— BEGIN THE RECORDS —
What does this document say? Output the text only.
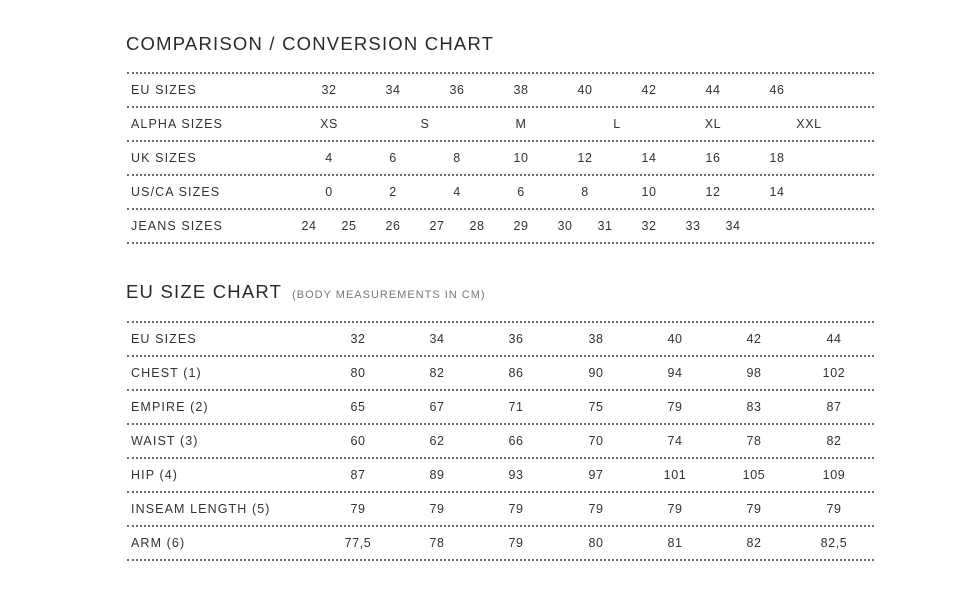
COMPARISON / CONVERSION CHART
EU SIZES	32	34	36	38	40	42	44	46
ALPHA SIZES	XS	S	M	L	XL	XXL
UK SIZES	4	6	8	10	12	14	16	18
US/CA SIZES	0	2	4	6	8	10	12	14
JEANS SIZES	24 25 26 27 28 29 30 31 32 33 34
EU SIZE CHART (BODY MEASUREMENTS IN CM)
EU SIZES	32	34	36	38	40	42	44
CHEST (1)	80	82	86	90	94	98	102
EMPIRE (2)	65	67	71	75	79	83	87
WAIST (3)	60	62	66	70	74	78	82
HIP (4)	87	89	93	97	101	105	109
INSEAM LENGTH (5)	79	79	79	79	79	79	79
ARM (6)	77,5	78	79	80	81	82	82,5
— END THE RECORDS —
GIVEN INSTRUCTION
The data above needs to be retyped exactly, with the images left out.

TASK RESULT
What does this document say? Output the text only.
COMPARISON / CONVERSION CHART
EU SIZES	32	34	36	38	40	42	44	46
ALPHA SIZES	XS	S	M	L	XL	XXL
UK SIZES	4	6	8	10	12	14	16	18
US/CA SIZES	0	2	4	6	8	10	12	14
JEANS SIZES	24 25 26 27 28 29 30 31 32 33 34
EU SIZE CHART (BODY MEASUREMENTS IN CM)
EU SIZES	32	34	36	38	40	42	44
CHEST (1)	80	82	86	90	94	98	102
EMPIRE (2)	65	67	71	75	79	83	87
WAIST (3)	60	62	66	70	74	78	82
HIP (4)	87	89	93	97	101	105	109
INSEAM LENGTH (5)	79	79	79	79	79	79	79
ARM (6)	77,5	78	79	80	81	82	82,5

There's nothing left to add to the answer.